[Data records]
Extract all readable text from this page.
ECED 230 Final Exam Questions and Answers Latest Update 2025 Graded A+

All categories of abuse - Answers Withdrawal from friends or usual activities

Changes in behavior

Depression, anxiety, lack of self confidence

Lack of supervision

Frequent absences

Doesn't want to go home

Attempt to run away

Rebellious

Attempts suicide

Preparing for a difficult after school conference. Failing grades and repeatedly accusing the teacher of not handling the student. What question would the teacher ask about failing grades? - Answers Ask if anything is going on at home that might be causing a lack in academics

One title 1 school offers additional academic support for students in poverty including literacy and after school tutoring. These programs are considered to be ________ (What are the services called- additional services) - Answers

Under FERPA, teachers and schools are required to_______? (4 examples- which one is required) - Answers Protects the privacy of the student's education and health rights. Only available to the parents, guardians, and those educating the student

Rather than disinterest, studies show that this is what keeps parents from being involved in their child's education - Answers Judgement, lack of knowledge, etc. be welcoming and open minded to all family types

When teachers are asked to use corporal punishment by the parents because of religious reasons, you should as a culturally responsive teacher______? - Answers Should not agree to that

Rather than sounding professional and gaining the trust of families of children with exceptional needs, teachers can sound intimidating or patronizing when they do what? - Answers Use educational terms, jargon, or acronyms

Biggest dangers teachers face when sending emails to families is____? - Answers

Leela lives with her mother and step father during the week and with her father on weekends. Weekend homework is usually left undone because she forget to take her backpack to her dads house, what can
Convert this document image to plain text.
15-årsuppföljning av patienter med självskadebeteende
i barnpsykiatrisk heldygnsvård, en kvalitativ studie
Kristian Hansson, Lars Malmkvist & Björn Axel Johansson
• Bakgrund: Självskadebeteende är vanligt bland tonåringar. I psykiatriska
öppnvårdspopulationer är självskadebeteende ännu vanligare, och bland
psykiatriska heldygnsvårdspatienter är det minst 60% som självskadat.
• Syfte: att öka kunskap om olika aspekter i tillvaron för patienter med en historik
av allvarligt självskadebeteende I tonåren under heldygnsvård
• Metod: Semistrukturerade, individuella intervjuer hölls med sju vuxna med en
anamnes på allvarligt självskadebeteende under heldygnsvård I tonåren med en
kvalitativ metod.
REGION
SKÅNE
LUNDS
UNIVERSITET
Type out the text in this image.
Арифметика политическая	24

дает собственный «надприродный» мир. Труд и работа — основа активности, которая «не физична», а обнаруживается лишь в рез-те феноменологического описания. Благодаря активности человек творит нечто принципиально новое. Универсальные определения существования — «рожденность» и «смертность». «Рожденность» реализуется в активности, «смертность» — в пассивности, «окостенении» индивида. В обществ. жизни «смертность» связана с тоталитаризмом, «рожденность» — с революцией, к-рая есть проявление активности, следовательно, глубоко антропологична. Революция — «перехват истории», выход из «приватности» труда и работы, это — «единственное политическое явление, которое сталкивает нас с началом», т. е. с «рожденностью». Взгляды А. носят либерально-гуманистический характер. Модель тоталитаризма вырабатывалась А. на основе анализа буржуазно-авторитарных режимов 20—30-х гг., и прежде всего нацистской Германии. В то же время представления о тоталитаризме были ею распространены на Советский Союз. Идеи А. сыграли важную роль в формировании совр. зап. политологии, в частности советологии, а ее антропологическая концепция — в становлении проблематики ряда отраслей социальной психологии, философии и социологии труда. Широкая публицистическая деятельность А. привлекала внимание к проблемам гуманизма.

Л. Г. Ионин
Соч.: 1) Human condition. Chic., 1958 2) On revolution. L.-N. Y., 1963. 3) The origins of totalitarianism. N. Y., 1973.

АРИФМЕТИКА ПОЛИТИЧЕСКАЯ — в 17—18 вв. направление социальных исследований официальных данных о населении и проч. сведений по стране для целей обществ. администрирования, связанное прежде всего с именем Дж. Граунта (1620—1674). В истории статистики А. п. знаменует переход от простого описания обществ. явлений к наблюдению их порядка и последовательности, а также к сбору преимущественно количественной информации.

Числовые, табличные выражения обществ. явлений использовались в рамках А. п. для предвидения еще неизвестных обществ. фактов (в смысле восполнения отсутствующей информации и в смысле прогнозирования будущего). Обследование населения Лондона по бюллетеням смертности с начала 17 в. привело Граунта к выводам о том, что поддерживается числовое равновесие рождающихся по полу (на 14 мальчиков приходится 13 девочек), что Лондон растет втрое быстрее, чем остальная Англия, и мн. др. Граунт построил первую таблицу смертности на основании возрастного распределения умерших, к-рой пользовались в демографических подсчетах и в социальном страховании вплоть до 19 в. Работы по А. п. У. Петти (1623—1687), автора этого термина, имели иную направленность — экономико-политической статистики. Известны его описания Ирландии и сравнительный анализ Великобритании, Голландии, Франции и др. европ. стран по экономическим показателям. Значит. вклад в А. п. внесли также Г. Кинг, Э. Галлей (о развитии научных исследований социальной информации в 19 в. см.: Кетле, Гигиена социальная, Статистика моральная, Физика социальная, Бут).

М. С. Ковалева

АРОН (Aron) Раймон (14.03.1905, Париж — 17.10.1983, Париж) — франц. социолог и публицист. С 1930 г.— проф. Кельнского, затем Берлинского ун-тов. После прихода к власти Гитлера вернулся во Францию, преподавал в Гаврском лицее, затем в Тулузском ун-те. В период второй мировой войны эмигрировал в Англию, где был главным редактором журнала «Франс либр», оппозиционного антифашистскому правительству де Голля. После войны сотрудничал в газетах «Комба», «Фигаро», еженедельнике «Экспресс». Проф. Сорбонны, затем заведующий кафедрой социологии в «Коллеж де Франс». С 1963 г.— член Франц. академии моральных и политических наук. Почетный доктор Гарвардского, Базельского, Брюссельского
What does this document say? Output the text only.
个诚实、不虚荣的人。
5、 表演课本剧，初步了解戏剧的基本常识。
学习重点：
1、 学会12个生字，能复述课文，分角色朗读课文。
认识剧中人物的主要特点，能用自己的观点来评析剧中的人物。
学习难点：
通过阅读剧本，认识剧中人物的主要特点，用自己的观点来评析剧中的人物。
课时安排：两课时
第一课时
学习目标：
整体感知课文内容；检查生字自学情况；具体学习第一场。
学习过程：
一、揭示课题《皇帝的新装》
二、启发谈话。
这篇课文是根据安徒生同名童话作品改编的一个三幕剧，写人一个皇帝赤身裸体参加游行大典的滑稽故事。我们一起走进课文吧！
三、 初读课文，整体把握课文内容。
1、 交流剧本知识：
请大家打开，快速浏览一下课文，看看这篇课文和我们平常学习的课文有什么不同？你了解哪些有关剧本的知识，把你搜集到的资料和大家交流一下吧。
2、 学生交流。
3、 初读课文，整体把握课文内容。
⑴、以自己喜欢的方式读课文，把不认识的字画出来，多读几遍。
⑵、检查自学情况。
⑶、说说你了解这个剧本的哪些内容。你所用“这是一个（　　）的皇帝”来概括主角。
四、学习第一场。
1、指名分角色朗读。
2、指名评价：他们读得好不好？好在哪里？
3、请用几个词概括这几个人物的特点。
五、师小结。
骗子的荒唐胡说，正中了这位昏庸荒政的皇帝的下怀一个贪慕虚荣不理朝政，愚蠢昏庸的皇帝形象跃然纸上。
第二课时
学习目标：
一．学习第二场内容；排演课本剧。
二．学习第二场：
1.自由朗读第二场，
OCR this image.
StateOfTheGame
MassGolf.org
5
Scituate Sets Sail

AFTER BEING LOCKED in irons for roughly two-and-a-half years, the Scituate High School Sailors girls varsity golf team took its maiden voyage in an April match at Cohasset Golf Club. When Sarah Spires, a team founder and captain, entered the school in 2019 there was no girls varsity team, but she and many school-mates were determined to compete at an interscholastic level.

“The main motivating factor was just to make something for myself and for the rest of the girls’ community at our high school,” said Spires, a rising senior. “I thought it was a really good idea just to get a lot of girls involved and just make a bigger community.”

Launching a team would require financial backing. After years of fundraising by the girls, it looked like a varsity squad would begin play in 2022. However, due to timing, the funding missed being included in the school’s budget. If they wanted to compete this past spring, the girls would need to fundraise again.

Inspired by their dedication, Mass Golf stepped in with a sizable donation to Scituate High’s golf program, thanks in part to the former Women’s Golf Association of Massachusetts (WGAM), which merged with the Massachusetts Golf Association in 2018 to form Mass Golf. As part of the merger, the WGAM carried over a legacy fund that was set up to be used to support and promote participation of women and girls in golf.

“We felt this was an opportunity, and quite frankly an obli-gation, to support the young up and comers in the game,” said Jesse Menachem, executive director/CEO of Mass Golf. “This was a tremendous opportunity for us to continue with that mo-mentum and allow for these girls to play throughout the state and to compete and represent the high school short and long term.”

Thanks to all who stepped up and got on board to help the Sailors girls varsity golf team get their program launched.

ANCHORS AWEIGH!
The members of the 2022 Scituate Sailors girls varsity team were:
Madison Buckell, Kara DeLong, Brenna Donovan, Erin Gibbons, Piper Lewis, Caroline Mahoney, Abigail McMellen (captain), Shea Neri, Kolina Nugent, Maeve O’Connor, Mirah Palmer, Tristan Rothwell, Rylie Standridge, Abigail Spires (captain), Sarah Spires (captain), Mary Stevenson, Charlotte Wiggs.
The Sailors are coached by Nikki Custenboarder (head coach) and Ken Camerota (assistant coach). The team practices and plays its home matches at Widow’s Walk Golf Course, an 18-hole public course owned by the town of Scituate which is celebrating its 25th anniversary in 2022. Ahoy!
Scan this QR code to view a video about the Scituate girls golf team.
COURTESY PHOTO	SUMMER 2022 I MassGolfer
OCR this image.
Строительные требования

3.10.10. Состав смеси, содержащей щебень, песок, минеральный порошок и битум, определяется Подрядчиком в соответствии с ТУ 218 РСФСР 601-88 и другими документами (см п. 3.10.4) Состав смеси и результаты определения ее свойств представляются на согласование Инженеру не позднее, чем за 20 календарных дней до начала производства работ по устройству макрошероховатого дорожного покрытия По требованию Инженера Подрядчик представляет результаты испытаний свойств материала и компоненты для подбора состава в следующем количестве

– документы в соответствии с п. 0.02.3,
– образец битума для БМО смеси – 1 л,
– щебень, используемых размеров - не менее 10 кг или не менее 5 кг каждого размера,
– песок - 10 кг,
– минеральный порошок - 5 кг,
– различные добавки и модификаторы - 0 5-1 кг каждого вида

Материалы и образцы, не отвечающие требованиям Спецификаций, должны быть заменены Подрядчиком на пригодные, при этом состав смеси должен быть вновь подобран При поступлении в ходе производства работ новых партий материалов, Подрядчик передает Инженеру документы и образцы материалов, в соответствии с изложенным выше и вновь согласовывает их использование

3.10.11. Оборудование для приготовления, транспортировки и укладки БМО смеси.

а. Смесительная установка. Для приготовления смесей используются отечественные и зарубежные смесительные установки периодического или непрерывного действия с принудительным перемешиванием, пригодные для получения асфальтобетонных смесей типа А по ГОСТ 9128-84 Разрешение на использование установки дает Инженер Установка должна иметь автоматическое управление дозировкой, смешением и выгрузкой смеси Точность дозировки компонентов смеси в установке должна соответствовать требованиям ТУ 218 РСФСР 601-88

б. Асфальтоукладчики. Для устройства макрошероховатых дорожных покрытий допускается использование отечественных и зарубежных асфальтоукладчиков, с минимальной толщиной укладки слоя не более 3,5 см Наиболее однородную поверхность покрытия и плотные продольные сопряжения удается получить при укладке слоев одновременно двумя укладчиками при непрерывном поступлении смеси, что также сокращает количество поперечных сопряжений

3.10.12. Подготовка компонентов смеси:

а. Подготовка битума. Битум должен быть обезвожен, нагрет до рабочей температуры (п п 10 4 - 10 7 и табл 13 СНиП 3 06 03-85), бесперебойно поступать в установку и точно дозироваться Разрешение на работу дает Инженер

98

▶ _STATED GOAL_
Pull every line containing the word "каждого" out of the entries above.

▶ _RESPONSE FOR THIS EXERCISE_
– щебень, используемых размеров - не менее 10 кг или не менее 5 кг каждого размера,
– различные добавки и модификаторы - 0 5-1 кг каждого вида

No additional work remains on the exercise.